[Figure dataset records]
========================

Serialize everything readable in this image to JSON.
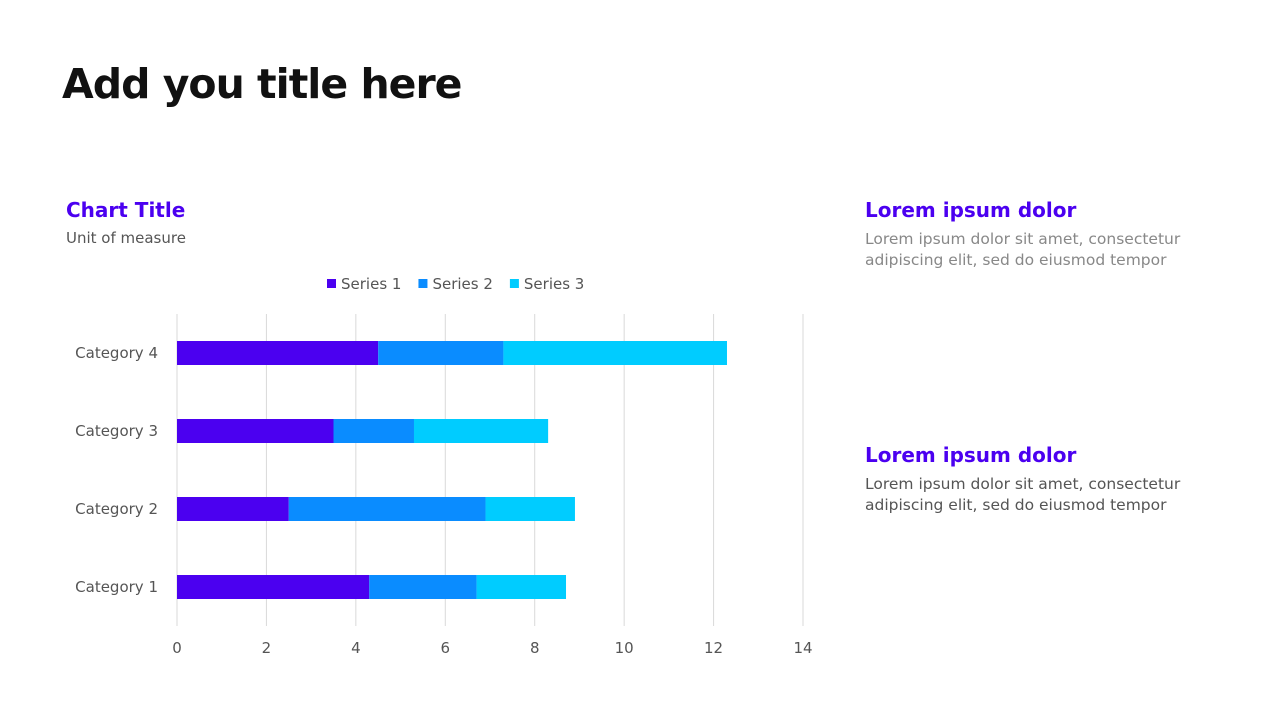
{
  "slide": {
    "title": "Add you title here"
  },
  "chart_data": {
    "type": "bar",
    "orientation": "horizontal",
    "stacked": true,
    "title": "Chart Title",
    "subtitle": "Unit of measure",
    "categories": [
      "Category 1",
      "Category 2",
      "Category 3",
      "Category 4"
    ],
    "series": [
      {
        "name": "Series 1",
        "values": [
          4.3,
          2.5,
          3.5,
          4.5
        ],
        "color": "#4B00F0"
      },
      {
        "name": "Series 2",
        "values": [
          2.4,
          4.4,
          1.8,
          2.8
        ],
        "color": "#0A8CFF"
      },
      {
        "name": "Series 3",
        "values": [
          2,
          2,
          3,
          5
        ],
        "color": "#00CCFF"
      }
    ],
    "xlim": [
      0,
      14
    ],
    "xticks": [
      0,
      2,
      4,
      6,
      8,
      10,
      12,
      14
    ],
    "grid": true,
    "legend": "top"
  },
  "side": [
    {
      "heading": "Lorem ipsum dolor",
      "body": "Lorem ipsum dolor sit amet, consectetur adipiscing elit, sed do eiusmod tempor",
      "color": "#888888"
    },
    {
      "heading": "Lorem ipsum dolor",
      "body": "Lorem ipsum dolor sit amet, consectetur adipiscing elit, sed do eiusmod tempor",
      "color": "#555555"
    }
  ]
}
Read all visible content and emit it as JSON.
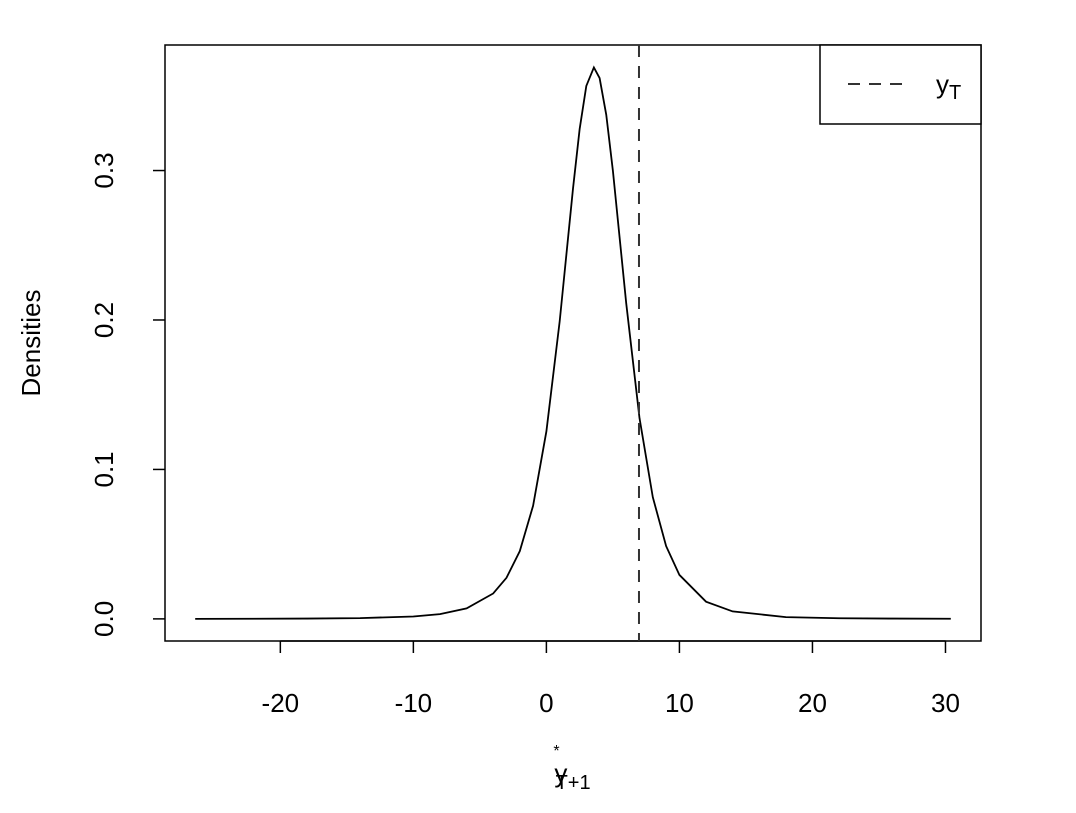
{
  "chart_data": {
    "type": "line",
    "x_label": {
      "base": "y",
      "sup": "*",
      "sub": "T+1"
    },
    "y_label": "Densities",
    "x": [
      -26.4,
      -22,
      -18,
      -14,
      -10,
      -8,
      -6,
      -4,
      -3,
      -2,
      -1,
      0,
      1,
      2,
      2.5,
      3,
      3.57,
      4,
      4.5,
      5,
      6,
      7,
      8,
      9,
      10,
      12,
      14,
      18,
      22,
      26,
      30.4
    ],
    "series": [
      {
        "color": "#000000",
        "values": [
          0.0,
          0.0001,
          0.0002,
          0.0005,
          0.0016,
          0.0032,
          0.007,
          0.017,
          0.0275,
          0.0453,
          0.0757,
          0.1255,
          0.1992,
          0.2879,
          0.3278,
          0.3566,
          0.369,
          0.3619,
          0.3373,
          0.2998,
          0.2112,
          0.1343,
          0.0814,
          0.0487,
          0.0294,
          0.0115,
          0.005,
          0.0012,
          0.0004,
          0.0002,
          0.0001
        ]
      }
    ],
    "vline": {
      "x": 6.96,
      "color": "#333333",
      "style": "dashed",
      "name": {
        "base": "y",
        "sub": "T"
      }
    },
    "legend": "top-right",
    "xlim": [
      -28.67,
      32.67
    ],
    "ylim": [
      -0.0148,
      0.384
    ],
    "xticks": [
      -20,
      -10,
      0,
      10,
      20,
      30
    ],
    "yticks": [
      {
        "value": 0,
        "label": "0.0"
      },
      0.1,
      0.2,
      0.3
    ]
  }
}
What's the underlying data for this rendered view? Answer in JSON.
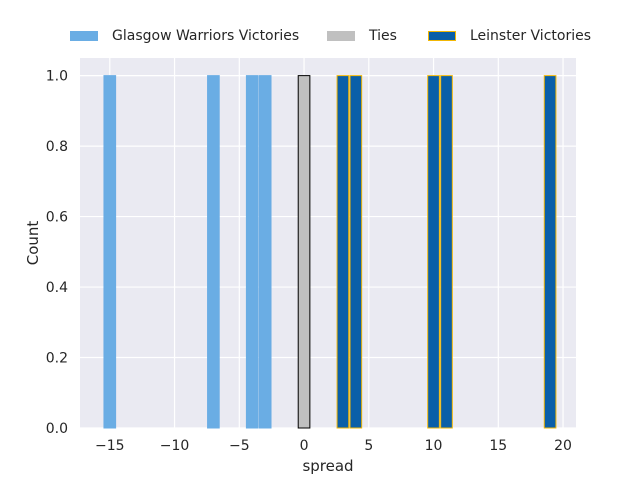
{
  "chart_data": {
    "type": "bar",
    "xlabel": "spread",
    "ylabel": "Count",
    "xlim": [
      -17.3,
      21.0
    ],
    "ylim": [
      0,
      1.05
    ],
    "xticks": [
      -15,
      -10,
      -5,
      0,
      5,
      10,
      15,
      20
    ],
    "xtick_labels": [
      "−15",
      "−10",
      "−5",
      "0",
      "5",
      "10",
      "15",
      "20"
    ],
    "yticks": [
      0.0,
      0.2,
      0.4,
      0.6,
      0.8,
      1.0
    ],
    "ytick_labels": [
      "0.0",
      "0.2",
      "0.4",
      "0.6",
      "0.8",
      "1.0"
    ],
    "bar_width": 0.9,
    "grid": true,
    "legend_position": "top",
    "background": "#eaeaf2",
    "series": [
      {
        "name": "Glasgow Warriors Victories",
        "color": "#6aade4",
        "edge": "#6aade4",
        "bars": [
          {
            "x": -15,
            "count": 1
          },
          {
            "x": -7,
            "count": 1
          },
          {
            "x": -4,
            "count": 1
          },
          {
            "x": -3,
            "count": 1
          }
        ]
      },
      {
        "name": "Ties",
        "color": "#c0c0c0",
        "edge": "#000000",
        "bars": [
          {
            "x": 0,
            "count": 1
          }
        ]
      },
      {
        "name": "Leinster Victories",
        "color": "#0a5fa8",
        "edge": "#f2b705",
        "bars": [
          {
            "x": 3,
            "count": 1
          },
          {
            "x": 4,
            "count": 1
          },
          {
            "x": 10,
            "count": 1
          },
          {
            "x": 11,
            "count": 1
          },
          {
            "x": 19,
            "count": 1
          }
        ]
      }
    ]
  }
}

========================

What to work on: Where a line above contains the word "name", copy that line.

Exercise output:
        "name": "Series 1",
        "name": "Series 2",
        "name": "Series 3",
      "name": {
        "name": "Glasgow Warriors Victories",
        "name": "Ties",
        "name": "Leinster Victories",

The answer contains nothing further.